### Element boundary records
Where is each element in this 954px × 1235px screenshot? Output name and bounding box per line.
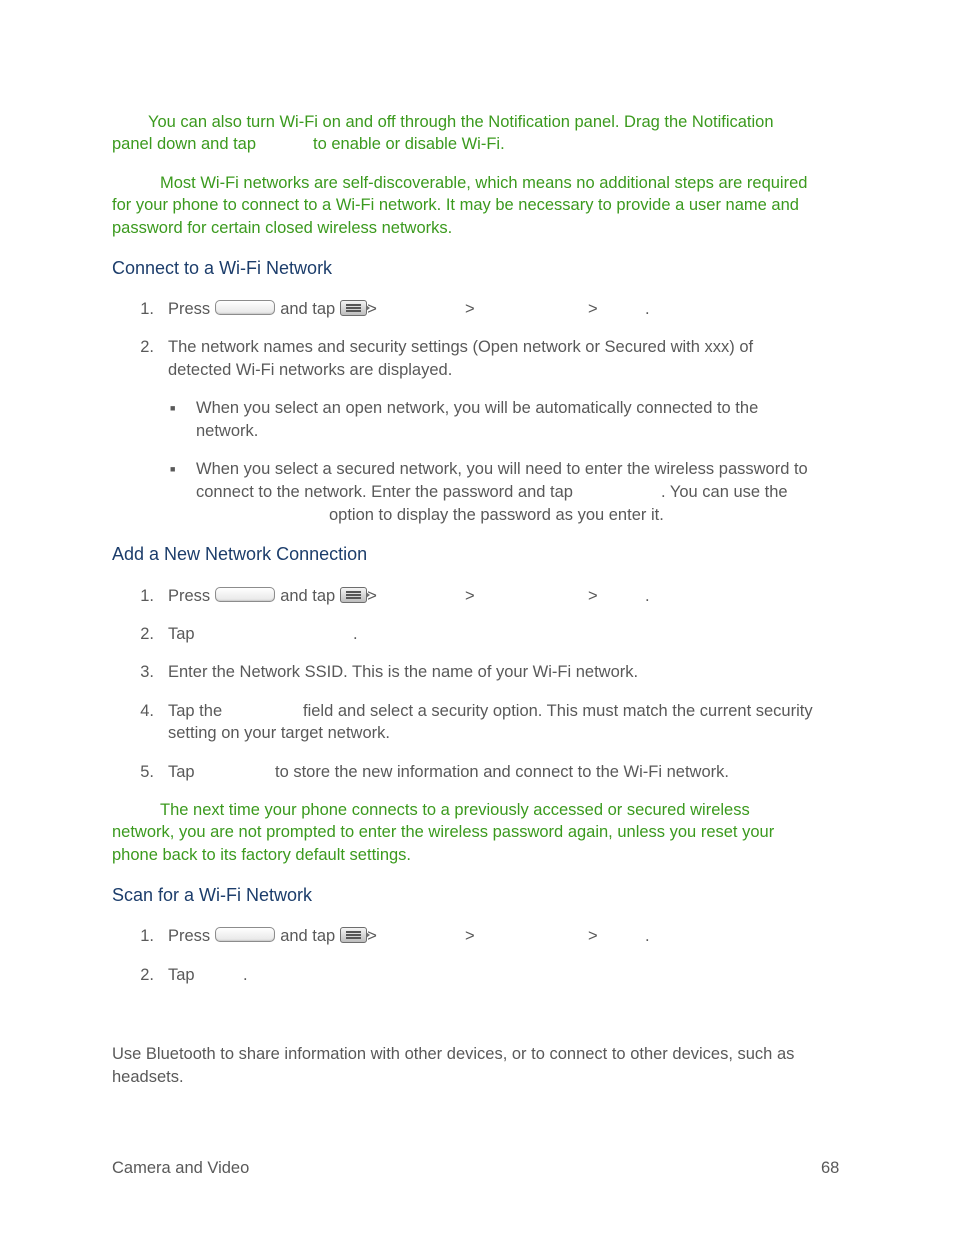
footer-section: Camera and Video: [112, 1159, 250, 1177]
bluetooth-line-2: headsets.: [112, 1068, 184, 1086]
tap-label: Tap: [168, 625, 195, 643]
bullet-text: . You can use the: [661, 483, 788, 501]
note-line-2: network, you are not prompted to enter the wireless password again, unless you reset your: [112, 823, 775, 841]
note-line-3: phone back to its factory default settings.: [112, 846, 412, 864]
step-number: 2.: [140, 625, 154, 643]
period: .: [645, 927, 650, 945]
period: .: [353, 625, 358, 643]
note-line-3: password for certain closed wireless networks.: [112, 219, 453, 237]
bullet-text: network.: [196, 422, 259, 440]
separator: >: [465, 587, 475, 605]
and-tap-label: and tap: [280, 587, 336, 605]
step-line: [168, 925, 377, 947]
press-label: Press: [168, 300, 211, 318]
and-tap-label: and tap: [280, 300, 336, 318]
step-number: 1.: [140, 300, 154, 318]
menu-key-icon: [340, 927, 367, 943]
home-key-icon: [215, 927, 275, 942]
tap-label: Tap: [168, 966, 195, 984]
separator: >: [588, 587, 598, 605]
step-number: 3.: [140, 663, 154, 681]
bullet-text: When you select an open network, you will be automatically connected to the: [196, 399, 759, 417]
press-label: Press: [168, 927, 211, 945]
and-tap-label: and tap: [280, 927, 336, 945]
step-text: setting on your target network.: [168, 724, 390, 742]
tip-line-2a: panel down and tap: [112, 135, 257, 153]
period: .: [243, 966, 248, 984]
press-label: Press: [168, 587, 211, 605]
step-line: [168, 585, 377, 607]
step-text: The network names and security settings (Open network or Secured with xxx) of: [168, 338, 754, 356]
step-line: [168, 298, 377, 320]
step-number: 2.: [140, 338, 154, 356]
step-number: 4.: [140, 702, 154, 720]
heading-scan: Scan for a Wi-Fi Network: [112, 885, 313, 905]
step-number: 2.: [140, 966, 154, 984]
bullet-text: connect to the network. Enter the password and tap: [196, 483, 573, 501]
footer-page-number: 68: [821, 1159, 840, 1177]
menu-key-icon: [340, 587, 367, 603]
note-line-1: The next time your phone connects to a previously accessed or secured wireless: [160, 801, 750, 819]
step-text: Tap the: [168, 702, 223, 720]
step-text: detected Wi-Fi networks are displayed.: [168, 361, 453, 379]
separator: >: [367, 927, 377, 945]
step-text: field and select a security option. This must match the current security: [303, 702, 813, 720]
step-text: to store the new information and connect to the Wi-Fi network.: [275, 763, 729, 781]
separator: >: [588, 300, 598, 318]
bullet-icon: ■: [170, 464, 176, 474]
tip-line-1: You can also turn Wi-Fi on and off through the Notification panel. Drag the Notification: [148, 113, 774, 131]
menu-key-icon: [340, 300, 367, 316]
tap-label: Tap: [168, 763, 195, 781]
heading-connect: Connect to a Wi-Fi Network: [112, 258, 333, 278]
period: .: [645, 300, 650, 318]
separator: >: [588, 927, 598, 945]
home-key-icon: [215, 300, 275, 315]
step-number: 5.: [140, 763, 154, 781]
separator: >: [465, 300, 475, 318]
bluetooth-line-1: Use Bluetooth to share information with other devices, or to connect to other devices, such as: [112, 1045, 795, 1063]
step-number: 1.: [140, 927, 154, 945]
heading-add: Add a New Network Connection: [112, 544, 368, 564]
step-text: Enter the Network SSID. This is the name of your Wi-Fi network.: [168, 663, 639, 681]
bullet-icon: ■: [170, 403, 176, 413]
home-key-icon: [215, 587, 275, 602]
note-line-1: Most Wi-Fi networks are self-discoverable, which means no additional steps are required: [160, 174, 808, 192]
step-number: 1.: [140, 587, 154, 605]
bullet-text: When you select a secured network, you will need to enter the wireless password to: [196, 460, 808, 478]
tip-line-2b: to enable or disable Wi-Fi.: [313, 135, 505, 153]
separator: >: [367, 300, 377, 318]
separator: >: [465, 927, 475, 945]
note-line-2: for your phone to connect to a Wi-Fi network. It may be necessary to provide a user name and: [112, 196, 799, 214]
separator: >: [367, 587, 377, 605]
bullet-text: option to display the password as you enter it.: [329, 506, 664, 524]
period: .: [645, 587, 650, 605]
--
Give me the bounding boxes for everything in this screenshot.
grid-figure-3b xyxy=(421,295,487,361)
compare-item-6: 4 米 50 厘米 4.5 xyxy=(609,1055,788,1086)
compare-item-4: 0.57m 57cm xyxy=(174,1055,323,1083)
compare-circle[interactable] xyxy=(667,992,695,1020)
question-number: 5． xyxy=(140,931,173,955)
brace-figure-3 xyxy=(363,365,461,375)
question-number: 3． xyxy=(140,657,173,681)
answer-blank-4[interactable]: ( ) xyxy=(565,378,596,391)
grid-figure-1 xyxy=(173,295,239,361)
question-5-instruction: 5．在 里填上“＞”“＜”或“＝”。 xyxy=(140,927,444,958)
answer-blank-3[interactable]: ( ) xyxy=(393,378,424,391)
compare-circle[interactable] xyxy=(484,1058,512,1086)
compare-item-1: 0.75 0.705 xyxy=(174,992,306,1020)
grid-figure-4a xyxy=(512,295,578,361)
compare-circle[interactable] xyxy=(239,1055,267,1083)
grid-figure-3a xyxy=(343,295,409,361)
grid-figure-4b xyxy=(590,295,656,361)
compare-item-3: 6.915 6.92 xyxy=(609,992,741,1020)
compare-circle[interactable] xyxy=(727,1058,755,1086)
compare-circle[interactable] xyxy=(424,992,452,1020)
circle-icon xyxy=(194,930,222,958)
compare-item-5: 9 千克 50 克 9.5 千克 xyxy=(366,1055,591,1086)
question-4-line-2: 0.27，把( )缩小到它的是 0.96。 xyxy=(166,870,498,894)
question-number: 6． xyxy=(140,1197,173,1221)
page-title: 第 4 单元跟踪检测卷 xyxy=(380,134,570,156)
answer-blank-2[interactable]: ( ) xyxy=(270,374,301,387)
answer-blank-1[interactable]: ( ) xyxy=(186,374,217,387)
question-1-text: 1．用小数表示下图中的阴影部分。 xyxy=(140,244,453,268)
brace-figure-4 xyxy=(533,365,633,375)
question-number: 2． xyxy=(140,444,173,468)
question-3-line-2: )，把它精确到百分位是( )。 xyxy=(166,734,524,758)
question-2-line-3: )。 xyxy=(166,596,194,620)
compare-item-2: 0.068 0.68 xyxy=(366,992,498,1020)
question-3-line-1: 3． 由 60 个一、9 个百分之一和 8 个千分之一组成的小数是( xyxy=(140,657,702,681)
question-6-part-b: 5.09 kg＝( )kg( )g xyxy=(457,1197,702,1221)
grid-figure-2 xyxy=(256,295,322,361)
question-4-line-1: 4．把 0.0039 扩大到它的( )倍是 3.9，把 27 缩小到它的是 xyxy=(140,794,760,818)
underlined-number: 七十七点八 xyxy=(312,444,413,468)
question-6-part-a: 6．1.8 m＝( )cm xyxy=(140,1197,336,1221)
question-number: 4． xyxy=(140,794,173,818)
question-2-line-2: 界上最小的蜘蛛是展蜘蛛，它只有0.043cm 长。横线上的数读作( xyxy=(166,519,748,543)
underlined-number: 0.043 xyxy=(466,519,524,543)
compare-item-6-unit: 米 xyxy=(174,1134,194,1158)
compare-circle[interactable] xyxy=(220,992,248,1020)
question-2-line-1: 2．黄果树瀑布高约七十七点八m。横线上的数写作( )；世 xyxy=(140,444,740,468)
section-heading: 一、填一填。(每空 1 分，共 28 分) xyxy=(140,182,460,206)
==
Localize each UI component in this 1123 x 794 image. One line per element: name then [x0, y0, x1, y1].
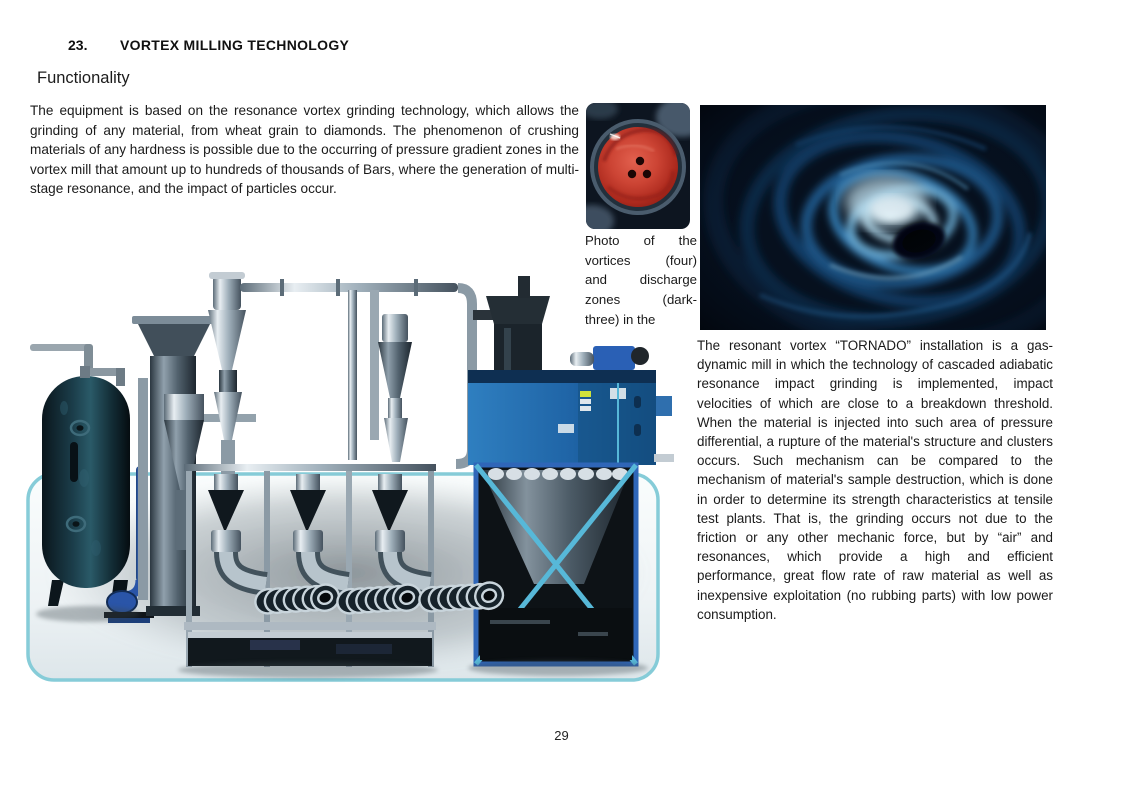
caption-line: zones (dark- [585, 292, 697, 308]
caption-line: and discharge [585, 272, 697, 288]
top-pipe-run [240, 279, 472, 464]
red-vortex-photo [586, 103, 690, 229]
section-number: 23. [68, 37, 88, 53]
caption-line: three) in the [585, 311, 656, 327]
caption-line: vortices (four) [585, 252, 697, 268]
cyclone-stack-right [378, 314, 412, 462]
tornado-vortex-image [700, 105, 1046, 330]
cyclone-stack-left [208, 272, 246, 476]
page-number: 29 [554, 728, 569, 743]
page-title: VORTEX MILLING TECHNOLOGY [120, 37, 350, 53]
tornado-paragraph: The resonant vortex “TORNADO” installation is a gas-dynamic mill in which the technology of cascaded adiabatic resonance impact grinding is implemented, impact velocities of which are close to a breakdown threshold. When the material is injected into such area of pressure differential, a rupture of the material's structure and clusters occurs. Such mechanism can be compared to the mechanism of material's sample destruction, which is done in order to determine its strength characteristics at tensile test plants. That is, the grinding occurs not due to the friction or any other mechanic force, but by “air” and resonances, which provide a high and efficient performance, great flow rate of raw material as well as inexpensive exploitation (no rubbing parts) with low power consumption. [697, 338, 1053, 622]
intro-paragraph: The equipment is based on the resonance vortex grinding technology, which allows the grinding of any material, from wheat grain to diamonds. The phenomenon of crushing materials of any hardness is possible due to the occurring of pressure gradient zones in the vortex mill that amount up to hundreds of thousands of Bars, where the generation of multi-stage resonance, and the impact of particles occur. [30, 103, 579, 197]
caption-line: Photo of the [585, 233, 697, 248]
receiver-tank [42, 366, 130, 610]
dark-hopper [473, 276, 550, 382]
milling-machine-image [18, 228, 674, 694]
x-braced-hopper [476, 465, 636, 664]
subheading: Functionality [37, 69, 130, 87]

### DIRECTIVE
Output the lines above starting with the line that contains "Give me the" and going on through the line that contains "grid-figure-4a xyxy=(512,295,578,361)", copied character for character.

### SOLUTION
Give me the bounding boxes for everything in this screenshot.
grid-figure-3b xyxy=(421,295,487,361)
compare-item-6: 4 米 50 厘米 4.5 xyxy=(609,1055,788,1086)
compare-item-4: 0.57m 57cm xyxy=(174,1055,323,1083)
compare-circle[interactable] xyxy=(667,992,695,1020)
question-number: 5． xyxy=(140,931,173,955)
brace-figure-3 xyxy=(363,365,461,375)
question-number: 3． xyxy=(140,657,173,681)
answer-blank-4[interactable]: ( ) xyxy=(565,378,596,391)
grid-figure-1 xyxy=(173,295,239,361)
question-5-instruction: 5．在 里填上“＞”“＜”或“＝”。 xyxy=(140,927,444,958)
answer-blank-3[interactable]: ( ) xyxy=(393,378,424,391)
compare-circle[interactable] xyxy=(484,1058,512,1086)
compare-item-1: 0.75 0.705 xyxy=(174,992,306,1020)
grid-figure-4a xyxy=(512,295,578,361)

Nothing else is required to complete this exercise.